Bounding box annotations:

******

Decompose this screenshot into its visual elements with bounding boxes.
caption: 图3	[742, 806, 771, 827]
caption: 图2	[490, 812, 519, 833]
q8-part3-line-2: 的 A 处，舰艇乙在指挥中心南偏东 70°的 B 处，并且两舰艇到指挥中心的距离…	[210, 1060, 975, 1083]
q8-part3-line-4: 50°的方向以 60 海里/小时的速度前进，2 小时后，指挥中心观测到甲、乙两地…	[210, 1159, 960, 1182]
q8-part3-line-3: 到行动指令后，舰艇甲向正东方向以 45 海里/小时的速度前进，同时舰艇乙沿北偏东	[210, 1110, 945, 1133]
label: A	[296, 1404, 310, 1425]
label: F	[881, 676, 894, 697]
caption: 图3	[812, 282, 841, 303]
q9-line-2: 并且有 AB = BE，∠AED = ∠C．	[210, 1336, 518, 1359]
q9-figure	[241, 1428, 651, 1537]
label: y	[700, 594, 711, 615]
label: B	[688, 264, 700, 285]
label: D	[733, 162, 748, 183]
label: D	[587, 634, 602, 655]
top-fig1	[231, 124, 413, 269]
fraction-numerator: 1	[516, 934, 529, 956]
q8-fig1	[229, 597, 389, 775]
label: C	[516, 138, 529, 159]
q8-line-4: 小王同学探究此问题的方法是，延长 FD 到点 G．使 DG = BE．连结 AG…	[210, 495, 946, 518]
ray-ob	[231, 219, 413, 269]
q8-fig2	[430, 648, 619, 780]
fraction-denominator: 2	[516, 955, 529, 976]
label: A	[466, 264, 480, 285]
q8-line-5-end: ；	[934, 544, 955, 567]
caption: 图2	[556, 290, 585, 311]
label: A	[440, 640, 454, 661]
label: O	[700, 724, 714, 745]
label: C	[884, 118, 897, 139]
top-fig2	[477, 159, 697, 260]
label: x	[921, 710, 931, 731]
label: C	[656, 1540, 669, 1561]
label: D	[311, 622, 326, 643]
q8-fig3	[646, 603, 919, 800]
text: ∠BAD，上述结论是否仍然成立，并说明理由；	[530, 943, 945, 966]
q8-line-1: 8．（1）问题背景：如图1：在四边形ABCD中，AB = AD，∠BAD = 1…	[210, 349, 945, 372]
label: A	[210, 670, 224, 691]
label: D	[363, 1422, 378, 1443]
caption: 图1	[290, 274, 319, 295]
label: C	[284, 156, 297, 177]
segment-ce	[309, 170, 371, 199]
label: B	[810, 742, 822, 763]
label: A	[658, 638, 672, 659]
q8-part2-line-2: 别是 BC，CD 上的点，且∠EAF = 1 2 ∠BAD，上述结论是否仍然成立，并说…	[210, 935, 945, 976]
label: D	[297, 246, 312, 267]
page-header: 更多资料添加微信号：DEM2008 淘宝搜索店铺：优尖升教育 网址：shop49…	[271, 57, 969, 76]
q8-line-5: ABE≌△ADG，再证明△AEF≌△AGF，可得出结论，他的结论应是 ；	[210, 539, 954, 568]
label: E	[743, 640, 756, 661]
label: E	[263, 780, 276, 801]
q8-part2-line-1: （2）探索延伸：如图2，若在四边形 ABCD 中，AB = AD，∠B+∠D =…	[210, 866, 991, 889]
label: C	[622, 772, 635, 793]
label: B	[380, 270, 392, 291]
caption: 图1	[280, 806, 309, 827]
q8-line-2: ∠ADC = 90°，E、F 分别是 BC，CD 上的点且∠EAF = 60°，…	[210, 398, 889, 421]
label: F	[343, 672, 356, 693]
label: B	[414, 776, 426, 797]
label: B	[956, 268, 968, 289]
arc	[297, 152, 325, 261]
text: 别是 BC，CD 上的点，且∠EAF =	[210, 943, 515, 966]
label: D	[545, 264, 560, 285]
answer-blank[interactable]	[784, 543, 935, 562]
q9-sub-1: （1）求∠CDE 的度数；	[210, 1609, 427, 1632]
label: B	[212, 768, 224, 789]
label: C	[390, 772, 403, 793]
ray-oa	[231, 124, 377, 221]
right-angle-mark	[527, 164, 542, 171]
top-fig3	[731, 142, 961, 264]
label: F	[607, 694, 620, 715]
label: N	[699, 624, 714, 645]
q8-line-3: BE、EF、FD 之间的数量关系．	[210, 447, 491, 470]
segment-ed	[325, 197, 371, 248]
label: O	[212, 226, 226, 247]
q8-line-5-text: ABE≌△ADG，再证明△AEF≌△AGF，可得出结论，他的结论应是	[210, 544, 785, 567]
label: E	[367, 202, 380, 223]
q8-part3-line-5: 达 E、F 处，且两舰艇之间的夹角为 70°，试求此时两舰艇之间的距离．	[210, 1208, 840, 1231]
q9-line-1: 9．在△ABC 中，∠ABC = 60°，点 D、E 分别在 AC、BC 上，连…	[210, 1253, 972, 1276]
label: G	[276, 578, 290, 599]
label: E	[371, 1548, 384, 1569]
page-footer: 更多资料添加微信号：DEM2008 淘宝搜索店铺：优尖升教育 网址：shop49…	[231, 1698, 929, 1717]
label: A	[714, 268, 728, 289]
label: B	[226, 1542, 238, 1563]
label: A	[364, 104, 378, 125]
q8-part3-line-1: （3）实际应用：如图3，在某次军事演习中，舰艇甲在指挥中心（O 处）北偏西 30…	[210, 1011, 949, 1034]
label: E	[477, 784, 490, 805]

******

*Task to carry out:* Return every line of the items above unchanged, keeping each one in its original order.

*Completed exercise:*
Decompose this screenshot into its visual elements with bounding boxes.
caption: 图3	[742, 806, 771, 827]
caption: 图2	[490, 812, 519, 833]
q8-part3-line-2: 的 A 处，舰艇乙在指挥中心南偏东 70°的 B 处，并且两舰艇到指挥中心的距离…	[210, 1060, 975, 1083]
q8-part3-line-4: 50°的方向以 60 海里/小时的速度前进，2 小时后，指挥中心观测到甲、乙两地…	[210, 1159, 960, 1182]
q8-part3-line-3: 到行动指令后，舰艇甲向正东方向以 45 海里/小时的速度前进，同时舰艇乙沿北偏东	[210, 1110, 945, 1133]
label: A	[296, 1404, 310, 1425]
label: F	[881, 676, 894, 697]
caption: 图3	[812, 282, 841, 303]
q9-line-2: 并且有 AB = BE，∠AED = ∠C．	[210, 1336, 518, 1359]
q9-figure	[241, 1428, 651, 1537]
label: y	[700, 594, 711, 615]
label: B	[688, 264, 700, 285]
label: D	[733, 162, 748, 183]
label: D	[587, 634, 602, 655]
top-fig1	[231, 124, 413, 269]
fraction-numerator: 1	[516, 934, 529, 956]
q8-fig1	[229, 597, 389, 775]
label: C	[516, 138, 529, 159]
q8-line-4: 小王同学探究此问题的方法是，延长 FD 到点 G．使 DG = BE．连结 AG…	[210, 495, 946, 518]
ray-ob	[231, 219, 413, 269]
q8-fig2	[430, 648, 619, 780]
fraction-denominator: 2	[516, 955, 529, 976]
label: A	[466, 264, 480, 285]
q8-line-5-end: ；	[934, 544, 955, 567]
caption: 图2	[556, 290, 585, 311]
label: A	[440, 640, 454, 661]
label: O	[700, 724, 714, 745]
label: C	[884, 118, 897, 139]
top-fig2	[477, 159, 697, 260]
label: x	[921, 710, 931, 731]
label: C	[656, 1540, 669, 1561]
label: D	[311, 622, 326, 643]
q8-fig3	[646, 603, 919, 800]
text: ∠BAD，上述结论是否仍然成立，并说明理由；	[530, 943, 945, 966]
q8-line-1: 8．（1）问题背景：如图1：在四边形ABCD中，AB = AD，∠BAD = 1…	[210, 349, 945, 372]
label: A	[210, 670, 224, 691]
label: D	[363, 1422, 378, 1443]
caption: 图1	[290, 274, 319, 295]
label: C	[284, 156, 297, 177]
segment-ce	[309, 170, 371, 199]
label: B	[810, 742, 822, 763]
label: A	[658, 638, 672, 659]
q8-part2-line-2: 别是 BC，CD 上的点，且∠EAF = 1 2 ∠BAD，上述结论是否仍然成立，并说…	[210, 935, 945, 976]
label: D	[297, 246, 312, 267]
page-header: 更多资料添加微信号：DEM2008 淘宝搜索店铺：优尖升教育 网址：shop49…	[271, 57, 969, 76]
q8-line-5: ABE≌△ADG，再证明△AEF≌△AGF，可得出结论，他的结论应是 ；	[210, 539, 954, 568]
label: E	[743, 640, 756, 661]
label: E	[263, 780, 276, 801]
q8-part2-line-1: （2）探索延伸：如图2，若在四边形 ABCD 中，AB = AD，∠B+∠D =…	[210, 866, 991, 889]
label: C	[622, 772, 635, 793]
label: B	[380, 270, 392, 291]
caption: 图1	[280, 806, 309, 827]
q8-line-2: ∠ADC = 90°，E、F 分别是 BC，CD 上的点且∠EAF = 60°，…	[210, 398, 889, 421]
label: F	[343, 672, 356, 693]
label: B	[414, 776, 426, 797]
label: B	[956, 268, 968, 289]
arc	[297, 152, 325, 261]
text: 别是 BC，CD 上的点，且∠EAF =	[210, 943, 515, 966]
label: D	[545, 264, 560, 285]
answer-blank[interactable]	[784, 543, 935, 562]
q9-sub-1: （1）求∠CDE 的度数；	[210, 1609, 427, 1632]
label: B	[212, 768, 224, 789]
label: C	[390, 772, 403, 793]
ray-oa	[231, 124, 377, 221]
right-angle-mark	[527, 164, 542, 171]
top-fig3	[731, 142, 961, 264]
label: F	[607, 694, 620, 715]
label: N	[699, 624, 714, 645]
q8-line-3: BE、EF、FD 之间的数量关系．	[210, 447, 491, 470]
segment-ed	[325, 197, 371, 248]
label: O	[212, 226, 226, 247]
q8-line-5-text: ABE≌△ADG，再证明△AEF≌△AGF，可得出结论，他的结论应是	[210, 544, 785, 567]
label: E	[367, 202, 380, 223]
q8-part3-line-5: 达 E、F 处，且两舰艇之间的夹角为 70°，试求此时两舰艇之间的距离．	[210, 1208, 840, 1231]
q9-line-1: 9．在△ABC 中，∠ABC = 60°，点 D、E 分别在 AC、BC 上，连…	[210, 1253, 972, 1276]
label: G	[276, 578, 290, 599]
label: E	[371, 1548, 384, 1569]
page-footer: 更多资料添加微信号：DEM2008 淘宝搜索店铺：优尖升教育 网址：shop49…	[231, 1698, 929, 1717]
label: A	[714, 268, 728, 289]
label: B	[226, 1542, 238, 1563]
label: A	[364, 104, 378, 125]
q8-part3-line-1: （3）实际应用：如图3，在某次军事演习中，舰艇甲在指挥中心（O 处）北偏西 30…	[210, 1011, 949, 1034]
label: E	[477, 784, 490, 805]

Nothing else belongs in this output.